• [WHAT TO PRODUCE]: Wherever the word "числа" appears in a line, extract that line.

• [DATASET ROWS]:
.....

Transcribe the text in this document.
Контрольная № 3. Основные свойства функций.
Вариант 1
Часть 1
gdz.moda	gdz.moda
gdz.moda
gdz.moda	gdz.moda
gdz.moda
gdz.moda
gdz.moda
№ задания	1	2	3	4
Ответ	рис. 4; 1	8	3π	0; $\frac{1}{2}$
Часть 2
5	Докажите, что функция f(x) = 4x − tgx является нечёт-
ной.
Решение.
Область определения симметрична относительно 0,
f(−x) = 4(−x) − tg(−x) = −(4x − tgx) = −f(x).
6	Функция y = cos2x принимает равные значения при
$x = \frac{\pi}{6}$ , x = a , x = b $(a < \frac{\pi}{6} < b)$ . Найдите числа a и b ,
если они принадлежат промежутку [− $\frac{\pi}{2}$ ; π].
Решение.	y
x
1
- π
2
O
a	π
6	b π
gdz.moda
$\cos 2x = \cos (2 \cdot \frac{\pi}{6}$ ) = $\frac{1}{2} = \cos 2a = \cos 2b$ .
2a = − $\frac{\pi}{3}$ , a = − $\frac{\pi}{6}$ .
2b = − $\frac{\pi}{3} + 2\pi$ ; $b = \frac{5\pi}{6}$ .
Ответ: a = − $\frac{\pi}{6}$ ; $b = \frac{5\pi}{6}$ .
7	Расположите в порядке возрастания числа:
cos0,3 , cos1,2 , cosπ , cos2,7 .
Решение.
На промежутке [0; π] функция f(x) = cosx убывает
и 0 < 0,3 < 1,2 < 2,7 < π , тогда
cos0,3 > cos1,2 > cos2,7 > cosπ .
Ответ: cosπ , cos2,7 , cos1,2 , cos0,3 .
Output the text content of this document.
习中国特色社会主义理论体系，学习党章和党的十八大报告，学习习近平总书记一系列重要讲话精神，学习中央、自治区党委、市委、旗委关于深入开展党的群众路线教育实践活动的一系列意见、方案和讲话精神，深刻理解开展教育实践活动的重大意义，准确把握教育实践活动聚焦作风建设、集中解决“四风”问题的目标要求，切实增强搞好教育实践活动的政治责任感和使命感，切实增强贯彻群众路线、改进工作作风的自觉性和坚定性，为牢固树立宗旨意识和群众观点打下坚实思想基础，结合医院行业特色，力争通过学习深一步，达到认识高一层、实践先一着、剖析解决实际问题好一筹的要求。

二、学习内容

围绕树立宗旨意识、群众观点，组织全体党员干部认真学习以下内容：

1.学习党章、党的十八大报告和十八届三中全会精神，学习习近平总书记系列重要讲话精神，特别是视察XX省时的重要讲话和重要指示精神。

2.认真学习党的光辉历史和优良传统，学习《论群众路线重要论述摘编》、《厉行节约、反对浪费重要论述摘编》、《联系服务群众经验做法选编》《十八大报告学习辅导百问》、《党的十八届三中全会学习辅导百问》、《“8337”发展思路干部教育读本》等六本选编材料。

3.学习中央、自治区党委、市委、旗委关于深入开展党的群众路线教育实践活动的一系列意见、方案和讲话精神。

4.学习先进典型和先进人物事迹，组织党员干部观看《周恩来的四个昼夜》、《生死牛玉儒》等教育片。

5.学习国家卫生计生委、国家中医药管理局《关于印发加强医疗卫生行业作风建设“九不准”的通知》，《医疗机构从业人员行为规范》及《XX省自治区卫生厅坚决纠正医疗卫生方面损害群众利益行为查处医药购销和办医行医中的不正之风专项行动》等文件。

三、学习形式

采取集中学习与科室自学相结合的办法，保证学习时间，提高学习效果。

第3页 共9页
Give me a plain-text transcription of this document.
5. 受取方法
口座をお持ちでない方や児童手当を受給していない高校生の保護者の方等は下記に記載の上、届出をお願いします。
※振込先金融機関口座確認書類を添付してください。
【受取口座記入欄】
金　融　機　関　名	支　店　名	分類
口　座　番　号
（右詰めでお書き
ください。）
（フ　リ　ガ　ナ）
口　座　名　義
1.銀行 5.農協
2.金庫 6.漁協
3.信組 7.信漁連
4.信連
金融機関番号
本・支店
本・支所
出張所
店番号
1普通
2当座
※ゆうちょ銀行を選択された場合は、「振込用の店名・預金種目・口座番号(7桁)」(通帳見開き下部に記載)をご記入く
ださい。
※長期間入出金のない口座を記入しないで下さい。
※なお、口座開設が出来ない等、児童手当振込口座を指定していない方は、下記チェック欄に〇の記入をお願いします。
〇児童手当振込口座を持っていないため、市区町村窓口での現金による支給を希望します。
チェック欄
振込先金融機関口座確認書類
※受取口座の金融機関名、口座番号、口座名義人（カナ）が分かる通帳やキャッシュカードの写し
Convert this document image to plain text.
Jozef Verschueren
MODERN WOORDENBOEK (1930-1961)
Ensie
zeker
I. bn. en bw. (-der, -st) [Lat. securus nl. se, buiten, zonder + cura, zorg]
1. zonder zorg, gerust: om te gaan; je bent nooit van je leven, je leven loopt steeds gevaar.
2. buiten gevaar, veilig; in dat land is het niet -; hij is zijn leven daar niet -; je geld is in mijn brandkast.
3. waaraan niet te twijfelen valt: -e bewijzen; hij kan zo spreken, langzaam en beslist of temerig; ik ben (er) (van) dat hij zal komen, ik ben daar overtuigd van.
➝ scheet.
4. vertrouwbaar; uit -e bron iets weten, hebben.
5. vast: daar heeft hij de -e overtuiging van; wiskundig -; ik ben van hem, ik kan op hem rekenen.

.....

• [RESPONSE TO THIS EXERCISE]:
$x = \frac{\pi}{6}$ , x = a , x = b $(a < \frac{\pi}{6} < b)$ . Найдите числа a и b ,
7	Расположите в порядке возрастания числа:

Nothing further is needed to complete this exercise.